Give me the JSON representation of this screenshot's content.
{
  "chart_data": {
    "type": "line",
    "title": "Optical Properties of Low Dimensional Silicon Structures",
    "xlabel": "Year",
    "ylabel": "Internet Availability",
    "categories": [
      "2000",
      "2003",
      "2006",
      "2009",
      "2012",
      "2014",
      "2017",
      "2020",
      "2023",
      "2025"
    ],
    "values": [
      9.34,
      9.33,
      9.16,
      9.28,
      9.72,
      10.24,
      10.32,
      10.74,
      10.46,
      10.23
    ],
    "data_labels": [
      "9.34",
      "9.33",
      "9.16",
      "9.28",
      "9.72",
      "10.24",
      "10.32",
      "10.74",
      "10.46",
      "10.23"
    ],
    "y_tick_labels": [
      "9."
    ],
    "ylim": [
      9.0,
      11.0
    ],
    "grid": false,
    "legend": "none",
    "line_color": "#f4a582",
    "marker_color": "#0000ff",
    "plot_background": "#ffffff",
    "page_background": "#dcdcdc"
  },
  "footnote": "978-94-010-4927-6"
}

_WRITTEN EXERCISE_.
Transcribe the data. Leave every line exactly as it is.

_COMPLETED TASK_.
Give me the JSON representation of this screenshot's content.
{
  "chart_data": {
    "type": "line",
    "title": "Optical Properties of Low Dimensional Silicon Structures",
    "xlabel": "Year",
    "ylabel": "Internet Availability",
    "categories": [
      "2000",
      "2003",
      "2006",
      "2009",
      "2012",
      "2014",
      "2017",
      "2020",
      "2023",
      "2025"
    ],
    "values": [
      9.34,
      9.33,
      9.16,
      9.28,
      9.72,
      10.24,
      10.32,
      10.74,
      10.46,
      10.23
    ],
    "data_labels": [
      "9.34",
      "9.33",
      "9.16",
      "9.28",
      "9.72",
      "10.24",
      "10.32",
      "10.74",
      "10.46",
      "10.23"
    ],
    "y_tick_labels": [
      "9."
    ],
    "ylim": [
      9.0,
      11.0
    ],
    "grid": false,
    "legend": "none",
    "line_color": "#f4a582",
    "marker_color": "#0000ff",
    "plot_background": "#ffffff",
    "page_background": "#dcdcdc"
  },
  "footnote": "978-94-010-4927-6"
}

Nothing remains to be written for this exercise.